> **TO DO**
A. In the text on queer Oscar nominees, who won the supporting actress award Stephanie Hsu was nominated for in 2023?
B. From the listing, quote the stretch from the line containing "rating-text: 100% (3) — [367, 60, 425, 76]" through the line containing "menu-item-pineapple-chutney[interactable]: pineapple chutney", both included.

> **SELECTION**
>> START
HOLLYWOOD, CALIFORNIA – MARCH 27: (L-R) Dylan Meyer and Kristen Stewart attend the 94th Annual Academy Awards at Hollywood and Highland on March 27, 2022 in Hollywood, California. (Photo by Mike Coppola/Getty Images)

In 2022, openly queer actress Kristen Stewart was Nominated for a Lead Actress Oscar for Spencer, which I enjoyed quite a bit. That year, both Stewart and Ariana DeBose were the first female nominees to bring female dates to the Oscars.


Stephanie Hsu, 2023

(Photo by Jeff Kravitz/FilmMagic)

In 2023, queer actress Stephanie Hsu was nominated for Best Actress in a Supporting Role for playing a queer role in Everything Everywhere All At Once. While she didn’t win (the award went to her co-star Jamie Lee Curtis), Everything Everywhere All At Once did become the first film centered on a queer woman’s story to win Best Picture. Hsu is the first Asian-American queer woman nominated for an Oscar.


Jodie Foster, 2024

Alexandra Hedison and Jodie Foster attend the 96th Annual Academy Awards on March 10, 2024 in Hollywood, California. (Photo by Kevin Mazur/Getty Images

(Photo by Kevin Mazur/Getty Images)

And as so many things do, we return now to Jodie Foster — who is now fully out, in a relationship with Alexandra Heddison, and seemingly thriving. In 2024, she was nominated for Best Actress in a Supporting Role for playing Bonnie in Nyad, which is the first time Foster has played such a truly astoundingly gay part.
>> END
> **DATA LISTING**
>> START
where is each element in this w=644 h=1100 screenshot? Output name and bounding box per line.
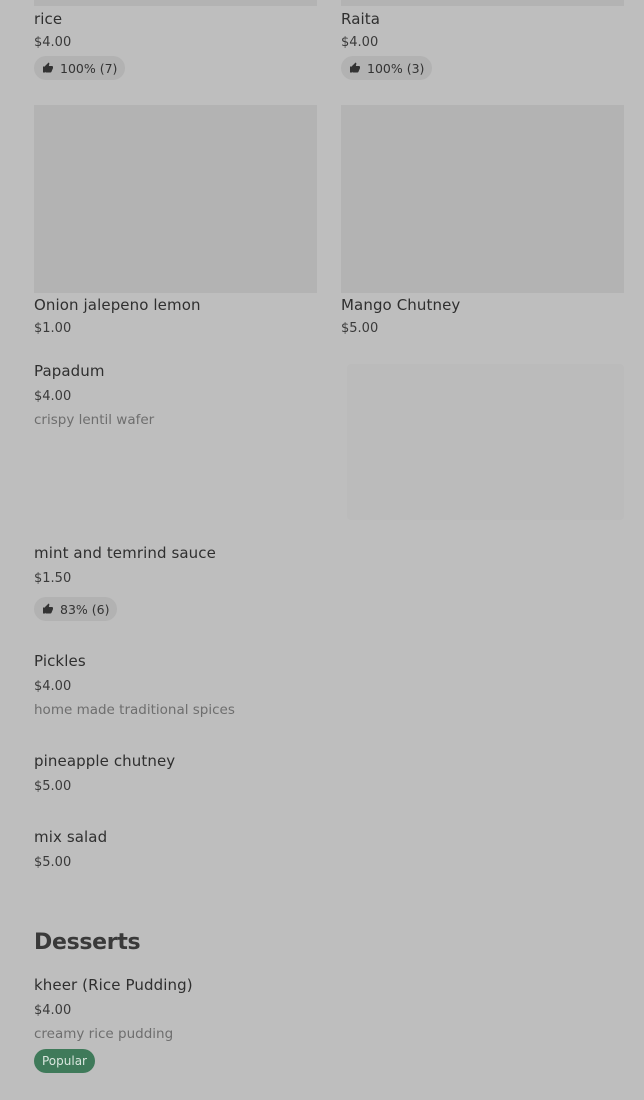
rating-text: 100% (3) — [367, 60, 425, 76]
item-name: mint and temrind sauce — [34, 544, 216, 562]
menu-item-onion-jalepeno-lemon[interactable]: Onion jalepeno lemon $1.00 — [34, 105, 317, 345]
rating-badge: 100% (7) — [34, 56, 126, 80]
thumbs-up-icon — [43, 62, 53, 73]
thumbs-up-icon — [350, 62, 360, 73]
rating-text: 83% (6) — [60, 601, 110, 617]
menu-item-raita[interactable]: Raita $4.00 100% (3) — [341, 10, 624, 85]
item-price: $1.50 — [34, 571, 72, 586]
item-image-rice[interactable] — [34, 0, 317, 6]
menu-item-papadum[interactable]: Papadum $4.00 crispy lentil wafer — [34, 362, 624, 522]
item-description: home made traditional spices — [34, 702, 235, 718]
item-price: $5.00 — [34, 779, 72, 794]
item-description: creamy rice pudding — [34, 1026, 174, 1042]
item-price: $5.00 — [341, 321, 379, 336]
item-name: Raita — [341, 10, 381, 28]
item-price: $4.00 — [341, 35, 379, 50]
item-name: Pickles — [34, 652, 86, 670]
item-image-raita[interactable] — [341, 0, 624, 6]
menu-item-rice[interactable]: rice $4.00 100% (7) — [34, 10, 317, 85]
item-description: crispy lentil wafer — [34, 412, 155, 428]
item-image — [341, 105, 624, 293]
item-name: mix salad — [34, 828, 108, 846]
popular-badge: Popular — [34, 1049, 95, 1073]
item-price: $4.00 — [34, 389, 72, 404]
item-image — [347, 364, 624, 520]
menu-item-pickles[interactable]: Pickles $4.00 home made traditional spic… — [34, 652, 624, 727]
item-image — [34, 105, 317, 293]
rating-text: 100% (7) — [60, 60, 118, 76]
item-name: Onion jalepeno lemon — [34, 296, 201, 314]
menu-item-pineapple-chutney[interactable]: pineapple chutney $5.00 — [34, 752, 624, 802]
item-name: pineapple chutney — [34, 752, 176, 770]
menu-item-kheer[interactable]: kheer (Rice Pudding) $4.00 creamy rice p… — [34, 976, 624, 1076]
menu-item-mango-chutney[interactable]: Mango Chutney $5.00 — [341, 105, 624, 345]
item-price: $5.00 — [34, 855, 72, 870]
item-price: $4.00 — [34, 1003, 72, 1018]
rating-badge: 83% (6) — [34, 597, 118, 621]
item-name: Mango Chutney — [341, 296, 461, 314]
item-name: kheer (Rice Pudding) — [34, 976, 193, 994]
item-price: $1.00 — [34, 321, 72, 336]
item-price: $4.00 — [34, 679, 72, 694]
menu-item-mix-salad[interactable]: mix salad $5.00 — [34, 828, 624, 878]
thumbs-up-icon — [43, 603, 53, 614]
item-price: $4.00 — [34, 35, 72, 50]
rating-badge: 100% (3) — [341, 56, 433, 80]
menu-item-mint-tamarind-sauce[interactable]: mint and temrind sauce $1.50 83% (6) — [34, 544, 624, 624]
item-name: rice — [34, 10, 63, 28]
section-heading-desserts: Desserts — [34, 930, 141, 955]
item-name: Papadum — [34, 362, 105, 380]
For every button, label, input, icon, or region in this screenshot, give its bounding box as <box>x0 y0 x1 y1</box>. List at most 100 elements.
>> END
> **ANSWERS FOR THIS EXERCISE**
A. Her co-star Jamie Lee Curtis won it.

B.
rating-text: 100% (3) — [367, 60, 425, 76]
item-name: mint and temrind sauce — [34, 544, 216, 562]
menu-item-onion-jalepeno-lemon[interactable]: Onion jalepeno lemon $1.00 — [34, 105, 317, 345]
rating-badge: 100% (7) — [34, 56, 126, 80]
thumbs-up-icon — [43, 62, 53, 73]
thumbs-up-icon — [350, 62, 360, 73]
rating-text: 83% (6) — [60, 601, 110, 617]
menu-item-raita[interactable]: Raita $4.00 100% (3) — [341, 10, 624, 85]
item-price: $1.50 — [34, 571, 72, 586]
item-image-rice[interactable] — [34, 0, 317, 6]
menu-item-papadum[interactable]: Papadum $4.00 crispy lentil wafer — [34, 362, 624, 522]
item-description: home made traditional spices — [34, 702, 235, 718]
item-price: $5.00 — [34, 779, 72, 794]
item-description: creamy rice pudding — [34, 1026, 174, 1042]
item-price: $5.00 — [341, 321, 379, 336]
item-name: Raita — [341, 10, 381, 28]
item-price: $4.00 — [341, 35, 379, 50]
item-name: Pickles — [34, 652, 86, 670]
item-image-raita[interactable] — [341, 0, 624, 6]
menu-item-rice[interactable]: rice $4.00 100% (7) — [34, 10, 317, 85]
item-description: crispy lentil wafer — [34, 412, 155, 428]
item-image — [341, 105, 624, 293]
item-name: mix salad — [34, 828, 108, 846]
popular-badge: Popular — [34, 1049, 95, 1073]
item-price: $4.00 — [34, 389, 72, 404]
item-image — [347, 364, 624, 520]
menu-item-pickles[interactable]: Pickles $4.00 home made traditional spic… — [34, 652, 624, 727]
item-image — [34, 105, 317, 293]
rating-text: 100% (7) — [60, 60, 118, 76]
item-name: Onion jalepeno lemon — [34, 296, 201, 314]
menu-item-pineapple-chutney[interactable]: pineapple chutney $5.00 — [34, 752, 624, 802]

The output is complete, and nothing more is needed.